::: Records :::

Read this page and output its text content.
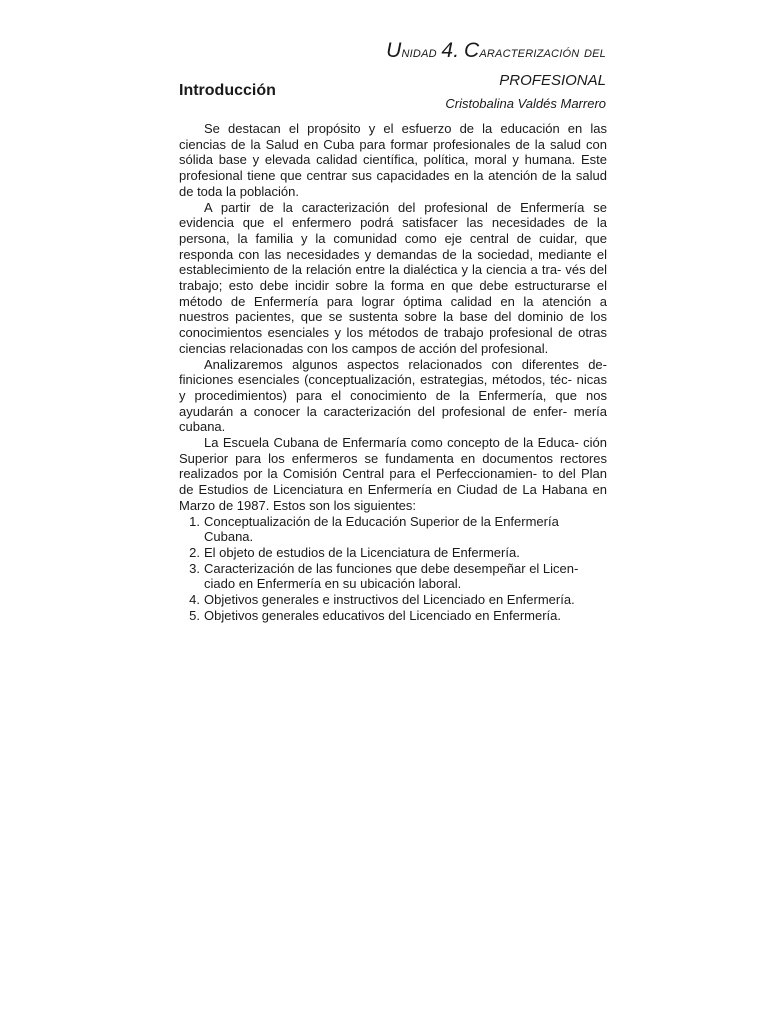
Unidad 4. Caracterización del
PROFESIONAL
Introducción
Cristobalina Valdés Marrero

Se destacan el propósito y el esfuerzo de la educación en las ciencias de la Salud en Cuba para formar profesionales de la salud con sólida base y elevada calidad científica, política, moral y humana. Este profesional tiene que centrar sus capacidades en la atención de la salud de toda la población.

A partir de la caracterización del profesional de Enfermería se evidencia que el enfermero podrá satisfacer las necesidades de la persona, la familia y la comunidad como eje central de cuidar, que responda con las necesidades y demandas de la sociedad, mediante el establecimiento de la relación entre la dialéctica y la ciencia a tra- vés del trabajo; esto debe incidir sobre la forma en que debe estructurarse el método de Enfermería para lograr óptima calidad en la atención a nuestros pacientes, que se sustenta sobre la base del dominio de los conocimientos esenciales y los métodos de trabajo profesional de otras ciencias relacionadas con los campos de acción del profesional.

Analizaremos algunos aspectos relacionados con diferentes de- finiciones esenciales (conceptualización, estrategias, métodos, téc- nicas y procedimientos) para el conocimiento de la Enfermería, que nos ayudarán a conocer la caracterización del profesional de enfer- mería cubana.

La Escuela Cubana de Enfermaría como concepto de la Educa- ción Superior para los enfermeros se fundamenta en documentos rectores realizados por la Comisión Central para el Perfeccionamien- to del Plan de Estudios de Licenciatura en Enfermería en Ciudad de La Habana en Marzo de 1987. Estos son los siguientes:

1. Conceptualización de la Educación Superior de la Enfermería Cubana.
2. El objeto de estudios de la Licenciatura de Enfermería.
3. Caracterización de las funciones que debe desempeñar el Licen- ciado en Enfermería en su ubicación laboral.
4. Objetivos generales e instructivos del Licenciado en Enfermería.
5. Objetivos generales educativos del Licenciado en Enfermería.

:::

Exercise task: Copy every record above exactly, leaving out the pictures.

Answer:
Read this page and output its text content.
Unidad 4. Caracterización del
PROFESIONAL
Introducción
Cristobalina Valdés Marrero

Se destacan el propósito y el esfuerzo de la educación en las ciencias de la Salud en Cuba para formar profesionales de la salud con sólida base y elevada calidad científica, política, moral y humana. Este profesional tiene que centrar sus capacidades en la atención de la salud de toda la población.

A partir de la caracterización del profesional de Enfermería se evidencia que el enfermero podrá satisfacer las necesidades de la persona, la familia y la comunidad como eje central de cuidar, que responda con las necesidades y demandas de la sociedad, mediante el establecimiento de la relación entre la dialéctica y la ciencia a tra- vés del trabajo; esto debe incidir sobre la forma en que debe estructurarse el método de Enfermería para lograr óptima calidad en la atención a nuestros pacientes, que se sustenta sobre la base del dominio de los conocimientos esenciales y los métodos de trabajo profesional de otras ciencias relacionadas con los campos de acción del profesional.

Analizaremos algunos aspectos relacionados con diferentes de- finiciones esenciales (conceptualización, estrategias, métodos, téc- nicas y procedimientos) para el conocimiento de la Enfermería, que nos ayudarán a conocer la caracterización del profesional de enfer- mería cubana.

La Escuela Cubana de Enfermaría como concepto de la Educa- ción Superior para los enfermeros se fundamenta en documentos rectores realizados por la Comisión Central para el Perfeccionamien- to del Plan de Estudios de Licenciatura en Enfermería en Ciudad de La Habana en Marzo de 1987. Estos son los siguientes:

1. Conceptualización de la Educación Superior de la Enfermería Cubana.
2. El objeto de estudios de la Licenciatura de Enfermería.
3. Caracterización de las funciones que debe desempeñar el Licen- ciado en Enfermería en su ubicación laboral.
4. Objetivos generales e instructivos del Licenciado en Enfermería.
5. Objetivos generales educativos del Licenciado en Enfermería.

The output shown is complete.